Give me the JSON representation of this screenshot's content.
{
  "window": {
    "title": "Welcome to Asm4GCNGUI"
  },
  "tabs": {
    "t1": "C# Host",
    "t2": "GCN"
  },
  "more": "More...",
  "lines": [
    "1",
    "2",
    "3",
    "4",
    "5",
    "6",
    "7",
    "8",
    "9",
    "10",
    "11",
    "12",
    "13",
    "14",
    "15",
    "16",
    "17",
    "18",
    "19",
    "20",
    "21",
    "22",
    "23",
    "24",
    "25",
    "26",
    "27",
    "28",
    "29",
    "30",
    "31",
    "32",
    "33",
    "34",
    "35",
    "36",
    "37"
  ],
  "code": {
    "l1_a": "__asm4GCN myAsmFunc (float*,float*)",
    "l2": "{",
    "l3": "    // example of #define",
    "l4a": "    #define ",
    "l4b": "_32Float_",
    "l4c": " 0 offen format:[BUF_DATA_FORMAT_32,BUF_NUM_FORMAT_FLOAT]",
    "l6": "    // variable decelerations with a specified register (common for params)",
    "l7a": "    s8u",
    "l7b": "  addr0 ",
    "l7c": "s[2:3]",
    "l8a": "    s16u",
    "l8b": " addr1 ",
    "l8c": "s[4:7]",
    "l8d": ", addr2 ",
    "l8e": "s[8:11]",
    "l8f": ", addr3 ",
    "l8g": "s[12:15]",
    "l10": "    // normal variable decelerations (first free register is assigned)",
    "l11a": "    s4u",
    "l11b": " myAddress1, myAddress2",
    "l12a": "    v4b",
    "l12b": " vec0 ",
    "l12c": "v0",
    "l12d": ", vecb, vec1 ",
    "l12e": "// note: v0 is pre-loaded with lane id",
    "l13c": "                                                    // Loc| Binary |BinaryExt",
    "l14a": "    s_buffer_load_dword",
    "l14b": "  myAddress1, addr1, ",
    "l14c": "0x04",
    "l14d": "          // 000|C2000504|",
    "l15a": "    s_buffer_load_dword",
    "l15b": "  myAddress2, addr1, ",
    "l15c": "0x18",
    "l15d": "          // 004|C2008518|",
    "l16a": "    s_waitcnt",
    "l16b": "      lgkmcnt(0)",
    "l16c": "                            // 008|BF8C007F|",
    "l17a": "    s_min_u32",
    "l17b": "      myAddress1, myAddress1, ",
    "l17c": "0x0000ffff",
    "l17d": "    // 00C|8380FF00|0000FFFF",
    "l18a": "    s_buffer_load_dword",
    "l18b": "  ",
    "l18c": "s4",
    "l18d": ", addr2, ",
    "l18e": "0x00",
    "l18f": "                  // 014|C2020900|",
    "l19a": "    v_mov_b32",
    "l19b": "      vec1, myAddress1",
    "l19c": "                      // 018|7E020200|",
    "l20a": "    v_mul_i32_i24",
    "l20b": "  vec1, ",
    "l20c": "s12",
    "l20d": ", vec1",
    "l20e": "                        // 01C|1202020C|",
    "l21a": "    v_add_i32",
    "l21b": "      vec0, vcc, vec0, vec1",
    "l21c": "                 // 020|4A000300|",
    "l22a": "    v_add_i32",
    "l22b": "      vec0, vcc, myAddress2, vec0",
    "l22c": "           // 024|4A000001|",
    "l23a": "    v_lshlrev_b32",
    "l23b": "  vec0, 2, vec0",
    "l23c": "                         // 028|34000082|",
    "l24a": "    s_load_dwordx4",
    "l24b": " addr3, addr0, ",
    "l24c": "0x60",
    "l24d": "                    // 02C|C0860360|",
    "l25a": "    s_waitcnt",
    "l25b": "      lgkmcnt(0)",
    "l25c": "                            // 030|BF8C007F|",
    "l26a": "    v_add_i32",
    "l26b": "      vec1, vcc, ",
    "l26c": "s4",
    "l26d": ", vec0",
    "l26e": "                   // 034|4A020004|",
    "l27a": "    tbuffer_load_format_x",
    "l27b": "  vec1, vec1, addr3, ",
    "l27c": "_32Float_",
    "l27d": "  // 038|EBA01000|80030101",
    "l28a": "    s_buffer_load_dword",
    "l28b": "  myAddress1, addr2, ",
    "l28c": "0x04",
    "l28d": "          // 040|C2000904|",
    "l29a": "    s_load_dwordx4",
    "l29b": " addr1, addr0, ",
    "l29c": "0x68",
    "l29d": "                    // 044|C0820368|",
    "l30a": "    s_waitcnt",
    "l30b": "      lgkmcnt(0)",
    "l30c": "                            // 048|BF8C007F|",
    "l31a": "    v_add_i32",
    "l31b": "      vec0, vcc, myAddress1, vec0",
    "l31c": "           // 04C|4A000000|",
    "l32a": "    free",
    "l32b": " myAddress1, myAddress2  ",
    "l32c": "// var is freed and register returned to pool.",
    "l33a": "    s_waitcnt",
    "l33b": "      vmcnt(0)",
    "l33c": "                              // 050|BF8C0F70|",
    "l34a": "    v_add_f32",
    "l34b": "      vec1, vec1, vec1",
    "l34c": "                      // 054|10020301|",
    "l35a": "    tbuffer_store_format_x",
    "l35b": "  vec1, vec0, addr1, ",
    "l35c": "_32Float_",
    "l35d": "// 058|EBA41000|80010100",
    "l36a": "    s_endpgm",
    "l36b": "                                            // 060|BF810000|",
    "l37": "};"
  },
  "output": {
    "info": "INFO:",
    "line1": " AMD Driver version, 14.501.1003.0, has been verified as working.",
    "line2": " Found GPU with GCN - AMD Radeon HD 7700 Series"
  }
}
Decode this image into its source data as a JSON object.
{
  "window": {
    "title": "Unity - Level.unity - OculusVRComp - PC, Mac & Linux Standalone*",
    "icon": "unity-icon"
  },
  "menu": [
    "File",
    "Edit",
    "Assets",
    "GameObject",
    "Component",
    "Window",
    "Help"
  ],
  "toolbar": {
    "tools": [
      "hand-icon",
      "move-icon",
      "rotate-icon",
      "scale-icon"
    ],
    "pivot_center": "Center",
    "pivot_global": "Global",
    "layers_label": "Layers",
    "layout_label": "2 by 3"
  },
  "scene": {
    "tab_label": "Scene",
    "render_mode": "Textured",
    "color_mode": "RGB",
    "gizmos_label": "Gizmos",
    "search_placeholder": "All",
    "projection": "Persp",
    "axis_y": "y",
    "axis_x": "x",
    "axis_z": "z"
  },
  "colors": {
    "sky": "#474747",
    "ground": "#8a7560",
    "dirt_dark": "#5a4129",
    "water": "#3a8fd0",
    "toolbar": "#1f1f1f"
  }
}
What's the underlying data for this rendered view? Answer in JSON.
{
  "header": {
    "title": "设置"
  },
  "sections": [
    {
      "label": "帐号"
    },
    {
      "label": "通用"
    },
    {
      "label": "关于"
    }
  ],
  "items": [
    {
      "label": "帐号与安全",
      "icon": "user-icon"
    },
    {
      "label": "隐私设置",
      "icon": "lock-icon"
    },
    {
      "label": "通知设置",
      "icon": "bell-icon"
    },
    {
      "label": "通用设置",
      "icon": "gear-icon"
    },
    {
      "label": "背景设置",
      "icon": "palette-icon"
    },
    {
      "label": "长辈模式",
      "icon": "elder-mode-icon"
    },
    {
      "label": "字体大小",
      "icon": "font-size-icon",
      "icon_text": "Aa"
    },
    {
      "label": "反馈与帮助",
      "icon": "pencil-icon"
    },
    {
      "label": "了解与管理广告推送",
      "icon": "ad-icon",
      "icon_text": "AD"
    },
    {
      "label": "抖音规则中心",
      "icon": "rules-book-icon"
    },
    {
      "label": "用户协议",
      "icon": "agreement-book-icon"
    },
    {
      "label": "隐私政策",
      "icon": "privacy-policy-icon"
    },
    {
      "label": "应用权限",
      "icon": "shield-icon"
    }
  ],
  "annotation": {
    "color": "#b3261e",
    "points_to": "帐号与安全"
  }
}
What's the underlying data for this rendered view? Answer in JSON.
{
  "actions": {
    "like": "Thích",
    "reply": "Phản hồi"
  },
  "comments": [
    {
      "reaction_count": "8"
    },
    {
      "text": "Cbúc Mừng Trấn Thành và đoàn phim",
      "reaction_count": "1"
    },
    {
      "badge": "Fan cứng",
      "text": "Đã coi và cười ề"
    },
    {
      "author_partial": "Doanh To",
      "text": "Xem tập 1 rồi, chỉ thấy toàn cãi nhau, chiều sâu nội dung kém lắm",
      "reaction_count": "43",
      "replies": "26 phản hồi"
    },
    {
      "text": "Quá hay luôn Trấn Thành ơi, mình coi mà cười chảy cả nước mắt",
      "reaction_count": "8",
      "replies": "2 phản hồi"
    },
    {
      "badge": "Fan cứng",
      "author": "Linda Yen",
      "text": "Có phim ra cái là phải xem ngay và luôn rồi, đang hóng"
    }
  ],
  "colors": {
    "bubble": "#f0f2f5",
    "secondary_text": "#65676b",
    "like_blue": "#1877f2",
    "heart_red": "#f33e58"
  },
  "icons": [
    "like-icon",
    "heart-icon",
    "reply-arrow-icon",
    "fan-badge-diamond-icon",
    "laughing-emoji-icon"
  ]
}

Work to be completed:
From the listing above, report the number of lines containing the string "JSON", without any accompanying remarks.

Right answer:
4